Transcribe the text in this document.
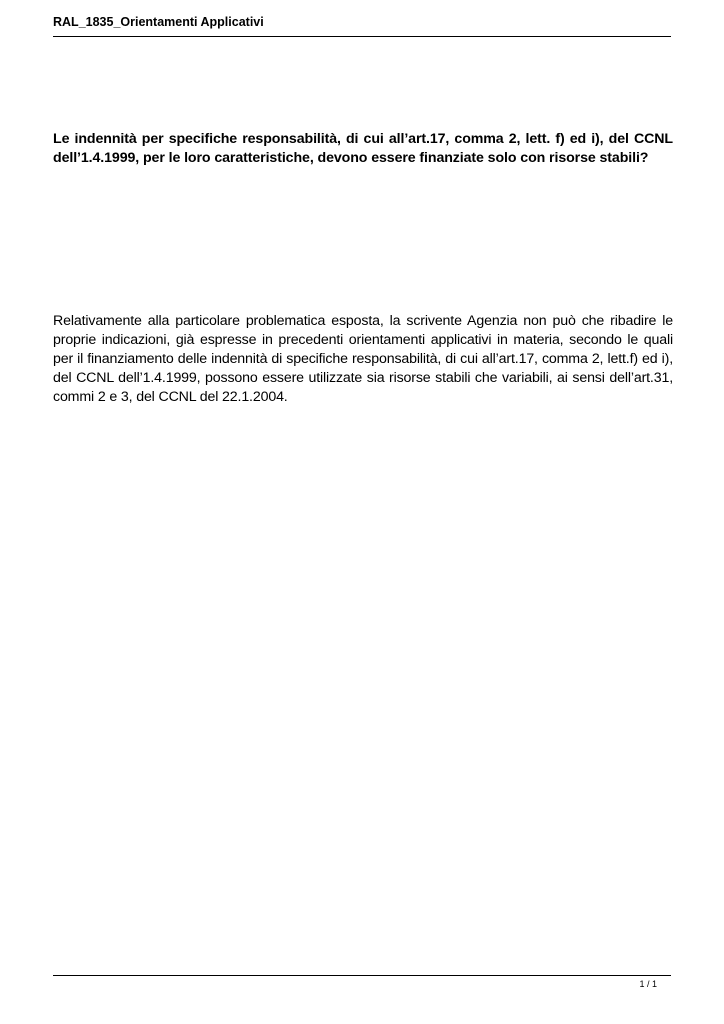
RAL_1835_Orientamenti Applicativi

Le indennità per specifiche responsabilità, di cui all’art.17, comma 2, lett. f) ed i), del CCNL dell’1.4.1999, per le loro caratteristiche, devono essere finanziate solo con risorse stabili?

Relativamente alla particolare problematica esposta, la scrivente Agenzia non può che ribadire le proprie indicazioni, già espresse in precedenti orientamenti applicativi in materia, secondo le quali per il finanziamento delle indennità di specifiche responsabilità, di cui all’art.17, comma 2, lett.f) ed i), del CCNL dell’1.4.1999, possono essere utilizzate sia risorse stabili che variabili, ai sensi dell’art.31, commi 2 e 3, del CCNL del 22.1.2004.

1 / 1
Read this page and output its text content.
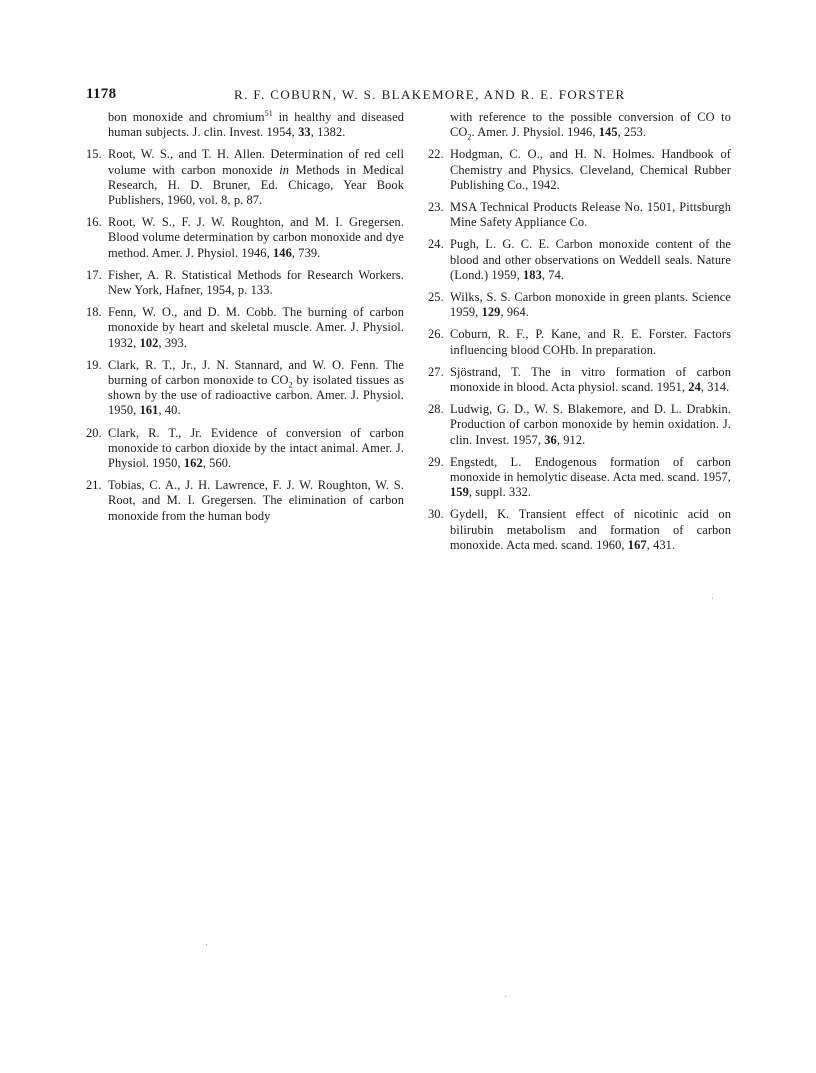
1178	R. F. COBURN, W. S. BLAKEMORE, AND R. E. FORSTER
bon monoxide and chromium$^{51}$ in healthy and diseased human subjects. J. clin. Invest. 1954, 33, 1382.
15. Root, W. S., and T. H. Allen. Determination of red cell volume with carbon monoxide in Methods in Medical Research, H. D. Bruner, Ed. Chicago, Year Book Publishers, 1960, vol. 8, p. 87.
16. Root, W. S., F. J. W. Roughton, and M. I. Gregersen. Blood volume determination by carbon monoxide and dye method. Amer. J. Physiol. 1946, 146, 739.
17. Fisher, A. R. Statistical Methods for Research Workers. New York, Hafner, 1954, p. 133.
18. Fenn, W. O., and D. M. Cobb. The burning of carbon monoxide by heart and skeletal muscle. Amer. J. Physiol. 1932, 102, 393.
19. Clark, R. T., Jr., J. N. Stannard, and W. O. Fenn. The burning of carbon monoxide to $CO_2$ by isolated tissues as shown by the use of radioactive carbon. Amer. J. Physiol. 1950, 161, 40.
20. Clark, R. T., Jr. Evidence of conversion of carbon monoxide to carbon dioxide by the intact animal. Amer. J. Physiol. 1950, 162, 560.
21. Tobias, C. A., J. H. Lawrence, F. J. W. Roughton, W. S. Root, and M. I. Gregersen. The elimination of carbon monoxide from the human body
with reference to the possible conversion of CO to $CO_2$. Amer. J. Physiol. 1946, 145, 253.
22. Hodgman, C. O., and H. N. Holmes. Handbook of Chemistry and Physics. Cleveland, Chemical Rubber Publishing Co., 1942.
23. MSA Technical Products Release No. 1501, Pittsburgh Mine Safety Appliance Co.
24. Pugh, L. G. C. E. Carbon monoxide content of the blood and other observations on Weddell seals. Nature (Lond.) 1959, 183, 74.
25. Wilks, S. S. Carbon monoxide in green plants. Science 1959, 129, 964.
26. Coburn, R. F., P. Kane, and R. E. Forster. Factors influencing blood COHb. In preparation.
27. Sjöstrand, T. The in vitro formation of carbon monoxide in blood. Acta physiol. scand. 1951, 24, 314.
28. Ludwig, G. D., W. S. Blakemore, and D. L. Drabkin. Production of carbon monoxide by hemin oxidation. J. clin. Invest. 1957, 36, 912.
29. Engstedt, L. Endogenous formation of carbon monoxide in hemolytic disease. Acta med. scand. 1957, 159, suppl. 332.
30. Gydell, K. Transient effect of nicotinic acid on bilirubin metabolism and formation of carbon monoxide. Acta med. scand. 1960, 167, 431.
---
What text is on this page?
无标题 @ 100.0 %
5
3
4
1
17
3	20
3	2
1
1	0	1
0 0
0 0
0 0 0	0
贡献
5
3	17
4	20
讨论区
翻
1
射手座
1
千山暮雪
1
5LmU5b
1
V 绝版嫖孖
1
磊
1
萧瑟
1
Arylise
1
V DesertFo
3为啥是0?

## WRITTEN EXERCISE
Search the records for the string "Fenn" and return every line in which it occurs.

## TASK OUTPUT
18. Fenn, W. O., and D. M. Cobb. The burning of carbon monoxide by heart and skeletal muscle. Amer. J. Physiol. 1932, 102, 393.
19. Clark, R. T., Jr., J. N. Stannard, and W. O. Fenn. The burning of carbon monoxide to $CO_2$ by isolated tissues as shown by the use of radioactive carbon. Amer. J. Physiol. 1950, 161, 40.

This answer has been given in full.